引文:
◇ ◇ ◇

刘国重 发表于 2016-10-22 10:34

金庸不刻意讨好读者——再谈金庸小说前后期之分野

本帖最后由 刘国重 于 2016-10-22 10:38 编辑

金庸自觉他的小说,后期所写胜于前期作品。
我将金庸小说前后期的分野,定在《连城诀》。
《金庸作品集》三十六册,《连城诀》一册,写于《连城诀》之后的《天龙八部》五册,《侠客行》两册,《笑傲江湖》四册,《鹿鼎记》五册,合计十七册。
金庸后期所写《袁崇焕评传》,收在《碧血剑》中,《越女剑》收入《雪山飞狐》那一册。《袁崇焕评传》与《越女剑》,再加上《成吉思汗家族》《关于“全真教”》(附录于《射雕英雄传》),大致也有一整册的篇幅。
将金庸小说前后期的分野,定在《连城诀》,正好之前十八册,之后十八册。“二水中分白鹭洲”,《连城诀》就是金庸小说创作的白鹭洲。
这样划分,主要考虑的,当然不是金庸前后期写作的字数相当。在我看来,《连城诀》之前的作品,金庸主要写给读者;《连城诀》之后的作品,金庸主要写给自己;这才是金庸前后期小说创作最大的不同。
然而,六十年代末金庸对朋友们说:“写小说是为了‘自娱娱人’,现在娱乐自己的成分是越来越少了,主要都是娱乐读者。”
我的看法,与金庸的说法,似乎正相反对,那是因为视角不同,两论似相反而实相成。2008年我在《金庸小说前后期的分野》一文中说:“朋友们可细思之,我不详细解释了——因为说不清。”
七年过去了,今天我尽力把这难以说清的,尽量说清楚。

◇ ◇ ◇

任务 A: 上面的引文里,作者把金庸小说前后期的分野定在哪一部作品?
任务 B: 请摘录上面引文中从“我将金庸小说前后期的分野,定在《连城诀》。”到“七年过去了,今天我尽力把这难以说清的,尽量说清楚。”的部分。

所示数据:
◇ ◇ ◇

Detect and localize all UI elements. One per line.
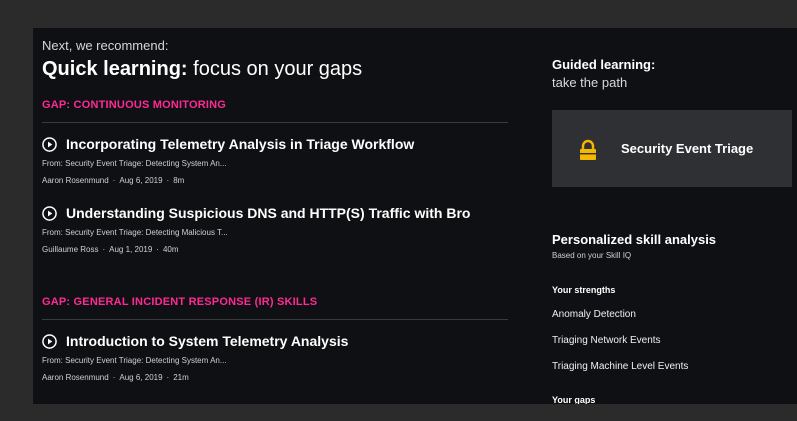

◇ ◇ ◇

正确输出 A: 《连城诀》

正确输出 B:
我将金庸小说前后期的分野,定在《连城诀》。
《金庸作品集》三十六册,《连城诀》一册,写于《连城诀》之后的《天龙八部》五册,《侠客行》两册,《笑傲江湖》四册,《鹿鼎记》五册,合计十七册。
金庸后期所写《袁崇焕评传》,收在《碧血剑》中,《越女剑》收入《雪山飞狐》那一册。《袁崇焕评传》与《越女剑》,再加上《成吉思汗家族》《关于“全真教”》(附录于《射雕英雄传》),大致也有一整册的篇幅。
将金庸小说前后期的分野,定在《连城诀》,正好之前十八册,之后十八册。“二水中分白鹭洲”,《连城诀》就是金庸小说创作的白鹭洲。
这样划分,主要考虑的,当然不是金庸前后期写作的字数相当。在我看来,《连城诀》之前的作品,金庸主要写给读者;《连城诀》之后的作品,金庸主要写给自己;这才是金庸前后期小说创作最大的不同。
然而,六十年代末金庸对朋友们说:“写小说是为了‘自娱娱人’,现在娱乐自己的成分是越来越少了,主要都是娱乐读者。”
我的看法,与金庸的说法,似乎正相反对,那是因为视角不同,两论似相反而实相成。2008年我在《金庸小说前后期的分野》一文中说:“朋友们可细思之,我不详细解释了——因为说不清。”
七年过去了,今天我尽力把这难以说清的,尽量说清楚。